**EXERCISE DESCRIPTION:**
Scan the lines below for the word "identified". Copy each line you find it in.

start MATERIAL

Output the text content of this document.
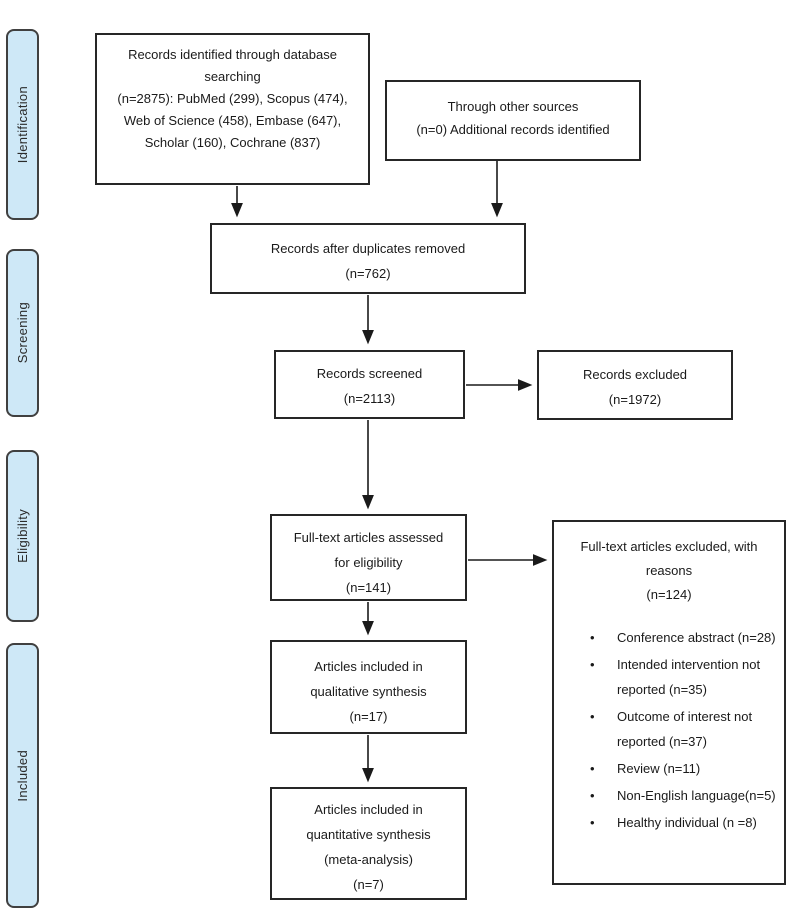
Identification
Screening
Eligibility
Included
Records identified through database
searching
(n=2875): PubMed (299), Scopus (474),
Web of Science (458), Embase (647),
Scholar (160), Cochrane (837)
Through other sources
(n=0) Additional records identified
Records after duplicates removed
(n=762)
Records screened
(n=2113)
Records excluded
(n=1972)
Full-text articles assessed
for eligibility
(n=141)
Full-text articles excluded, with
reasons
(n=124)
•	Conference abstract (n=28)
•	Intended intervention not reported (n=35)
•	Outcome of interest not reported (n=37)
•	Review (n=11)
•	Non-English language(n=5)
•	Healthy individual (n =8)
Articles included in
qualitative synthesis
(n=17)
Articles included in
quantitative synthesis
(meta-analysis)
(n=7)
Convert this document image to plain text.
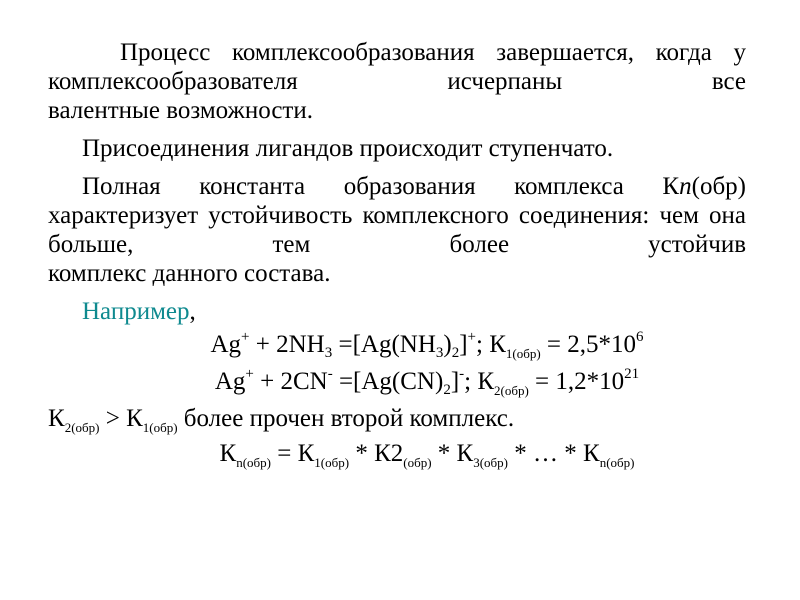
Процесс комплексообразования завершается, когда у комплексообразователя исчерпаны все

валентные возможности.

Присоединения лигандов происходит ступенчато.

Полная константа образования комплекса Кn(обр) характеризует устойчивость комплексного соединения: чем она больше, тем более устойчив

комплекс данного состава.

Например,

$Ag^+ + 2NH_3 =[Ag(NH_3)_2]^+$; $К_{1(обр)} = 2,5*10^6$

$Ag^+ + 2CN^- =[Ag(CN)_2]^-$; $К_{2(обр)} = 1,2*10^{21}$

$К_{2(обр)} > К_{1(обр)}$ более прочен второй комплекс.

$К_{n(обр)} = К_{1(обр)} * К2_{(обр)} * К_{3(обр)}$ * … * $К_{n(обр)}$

end MATERIAL

**ANSWER IN FULL:**
Records identified through database
(n=0) Additional records identified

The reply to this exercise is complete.